Return all the data, word for word.

+--

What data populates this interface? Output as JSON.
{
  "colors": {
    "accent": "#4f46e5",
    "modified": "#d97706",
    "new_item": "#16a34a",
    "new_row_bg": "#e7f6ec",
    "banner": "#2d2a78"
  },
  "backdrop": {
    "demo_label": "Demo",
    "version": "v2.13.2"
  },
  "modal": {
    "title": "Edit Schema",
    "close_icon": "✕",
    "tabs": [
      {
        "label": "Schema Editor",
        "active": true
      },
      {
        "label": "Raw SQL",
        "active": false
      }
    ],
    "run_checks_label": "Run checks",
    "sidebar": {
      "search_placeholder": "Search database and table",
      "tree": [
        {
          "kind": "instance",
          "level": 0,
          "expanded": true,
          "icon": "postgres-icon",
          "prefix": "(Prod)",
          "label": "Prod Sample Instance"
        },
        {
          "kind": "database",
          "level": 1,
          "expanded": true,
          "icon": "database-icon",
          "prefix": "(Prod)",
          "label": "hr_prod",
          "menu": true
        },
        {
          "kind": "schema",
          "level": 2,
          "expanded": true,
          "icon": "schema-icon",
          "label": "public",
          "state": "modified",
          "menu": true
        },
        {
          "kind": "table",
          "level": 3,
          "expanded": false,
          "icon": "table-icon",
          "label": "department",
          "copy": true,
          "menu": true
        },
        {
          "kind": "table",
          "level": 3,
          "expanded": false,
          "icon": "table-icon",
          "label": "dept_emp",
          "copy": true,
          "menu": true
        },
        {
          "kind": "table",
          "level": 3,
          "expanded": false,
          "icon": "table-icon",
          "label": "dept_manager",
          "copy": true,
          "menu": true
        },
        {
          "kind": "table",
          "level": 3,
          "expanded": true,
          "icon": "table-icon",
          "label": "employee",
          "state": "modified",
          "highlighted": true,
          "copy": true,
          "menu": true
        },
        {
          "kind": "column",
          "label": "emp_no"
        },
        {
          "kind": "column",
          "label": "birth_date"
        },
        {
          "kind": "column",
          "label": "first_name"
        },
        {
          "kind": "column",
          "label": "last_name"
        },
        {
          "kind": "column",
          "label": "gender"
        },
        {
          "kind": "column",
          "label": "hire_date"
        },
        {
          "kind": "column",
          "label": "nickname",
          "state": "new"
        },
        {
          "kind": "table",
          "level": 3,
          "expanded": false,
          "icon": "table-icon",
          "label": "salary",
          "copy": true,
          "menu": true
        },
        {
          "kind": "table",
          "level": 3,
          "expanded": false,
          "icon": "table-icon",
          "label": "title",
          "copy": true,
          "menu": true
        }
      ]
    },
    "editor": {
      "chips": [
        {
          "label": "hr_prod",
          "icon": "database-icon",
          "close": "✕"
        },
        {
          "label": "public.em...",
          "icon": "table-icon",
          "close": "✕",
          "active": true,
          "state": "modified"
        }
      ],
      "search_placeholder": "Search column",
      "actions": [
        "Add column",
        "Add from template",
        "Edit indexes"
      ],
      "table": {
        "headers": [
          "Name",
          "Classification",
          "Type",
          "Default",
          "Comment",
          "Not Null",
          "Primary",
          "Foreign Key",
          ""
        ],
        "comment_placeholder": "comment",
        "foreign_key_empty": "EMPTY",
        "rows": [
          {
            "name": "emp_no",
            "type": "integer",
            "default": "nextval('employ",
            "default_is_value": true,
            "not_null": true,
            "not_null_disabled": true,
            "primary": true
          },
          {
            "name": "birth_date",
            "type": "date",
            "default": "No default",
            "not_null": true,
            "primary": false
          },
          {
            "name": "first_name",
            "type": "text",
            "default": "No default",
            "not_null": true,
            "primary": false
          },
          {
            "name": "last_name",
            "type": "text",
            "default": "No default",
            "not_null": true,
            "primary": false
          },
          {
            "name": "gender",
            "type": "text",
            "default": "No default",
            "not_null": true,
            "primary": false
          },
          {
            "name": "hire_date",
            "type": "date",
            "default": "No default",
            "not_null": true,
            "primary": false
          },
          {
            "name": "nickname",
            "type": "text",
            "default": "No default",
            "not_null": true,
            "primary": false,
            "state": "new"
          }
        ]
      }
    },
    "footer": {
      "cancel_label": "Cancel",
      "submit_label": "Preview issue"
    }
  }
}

+--

- ANSWER BELOW -
What data populates this interface? Output as JSON.
{
  "colors": {
    "accent": "#4f46e5",
    "modified": "#d97706",
    "new_item": "#16a34a",
    "new_row_bg": "#e7f6ec",
    "banner": "#2d2a78"
  },
  "backdrop": {
    "demo_label": "Demo",
    "version": "v2.13.2"
  },
  "modal": {
    "title": "Edit Schema",
    "close_icon": "✕",
    "tabs": [
      {
        "label": "Schema Editor",
        "active": true
      },
      {
        "label": "Raw SQL",
        "active": false
      }
    ],
    "run_checks_label": "Run checks",
    "sidebar": {
      "search_placeholder": "Search database and table",
      "tree": [
        {
          "kind": "instance",
          "level": 0,
          "expanded": true,
          "icon": "postgres-icon",
          "prefix": "(Prod)",
          "label": "Prod Sample Instance"
        },
        {
          "kind": "database",
          "level": 1,
          "expanded": true,
          "icon": "database-icon",
          "prefix": "(Prod)",
          "label": "hr_prod",
          "menu": true
        },
        {
          "kind": "schema",
          "level": 2,
          "expanded": true,
          "icon": "schema-icon",
          "label": "public",
          "state": "modified",
          "menu": true
        },
        {
          "kind": "table",
          "level": 3,
          "expanded": false,
          "icon": "table-icon",
          "label": "department",
          "copy": true,
          "menu": true
        },
        {
          "kind": "table",
          "level": 3,
          "expanded": false,
          "icon": "table-icon",
          "label": "dept_emp",
          "copy": true,
          "menu": true
        },
        {
          "kind": "table",
          "level": 3,
          "expanded": false,
          "icon": "table-icon",
          "label": "dept_manager",
          "copy": true,
          "menu": true
        },
        {
          "kind": "table",
          "level": 3,
          "expanded": true,
          "icon": "table-icon",
          "label": "employee",
          "state": "modified",
          "highlighted": true,
          "copy": true,
          "menu": true
        },
        {
          "kind": "column",
          "label": "emp_no"
        },
        {
          "kind": "column",
          "label": "birth_date"
        },
        {
          "kind": "column",
          "label": "first_name"
        },
        {
          "kind": "column",
          "label": "last_name"
        },
        {
          "kind": "column",
          "label": "gender"
        },
        {
          "kind": "column",
          "label": "hire_date"
        },
        {
          "kind": "column",
          "label": "nickname",
          "state": "new"
        },
        {
          "kind": "table",
          "level": 3,
          "expanded": false,
          "icon": "table-icon",
          "label": "salary",
          "copy": true,
          "menu": true
        },
        {
          "kind": "table",
          "level": 3,
          "expanded": false,
          "icon": "table-icon",
          "label": "title",
          "copy": true,
          "menu": true
        }
      ]
    },
    "editor": {
      "chips": [
        {
          "label": "hr_prod",
          "icon": "database-icon",
          "close": "✕"
        },
        {
          "label": "public.em...",
          "icon": "table-icon",
          "close": "✕",
          "active": true,
          "state": "modified"
        }
      ],
      "search_placeholder": "Search column",
      "actions": [
        "Add column",
        "Add from template",
        "Edit indexes"
      ],
      "table": {
        "headers": [
          "Name",
          "Classification",
          "Type",
          "Default",
          "Comment",
          "Not Null",
          "Primary",
          "Foreign Key",
          ""
        ],
        "comment_placeholder": "comment",
        "foreign_key_empty": "EMPTY",
        "rows": [
          {
            "name": "emp_no",
            "type": "integer",
            "default": "nextval('employ",
            "default_is_value": true,
            "not_null": true,
            "not_null_disabled": true,
            "primary": true
          },
          {
            "name": "birth_date",
            "type": "date",
            "default": "No default",
            "not_null": true,
            "primary": false
          },
          {
            "name": "first_name",
            "type": "text",
            "default": "No default",
            "not_null": true,
            "primary": false
          },
          {
            "name": "last_name",
            "type": "text",
            "default": "No default",
            "not_null": true,
            "primary": false
          },
          {
            "name": "gender",
            "type": "text",
            "default": "No default",
            "not_null": true,
            "primary": false
          },
          {
            "name": "hire_date",
            "type": "date",
            "default": "No default",
            "not_null": true,
            "primary": false
          },
          {
            "name": "nickname",
            "type": "text",
            "default": "No default",
            "not_null": true,
            "primary": false,
            "state": "new"
          }
        ]
      }
    },
    "footer": {
      "cancel_label": "Cancel",
      "submit_label": "Preview issue"
    }
  }
}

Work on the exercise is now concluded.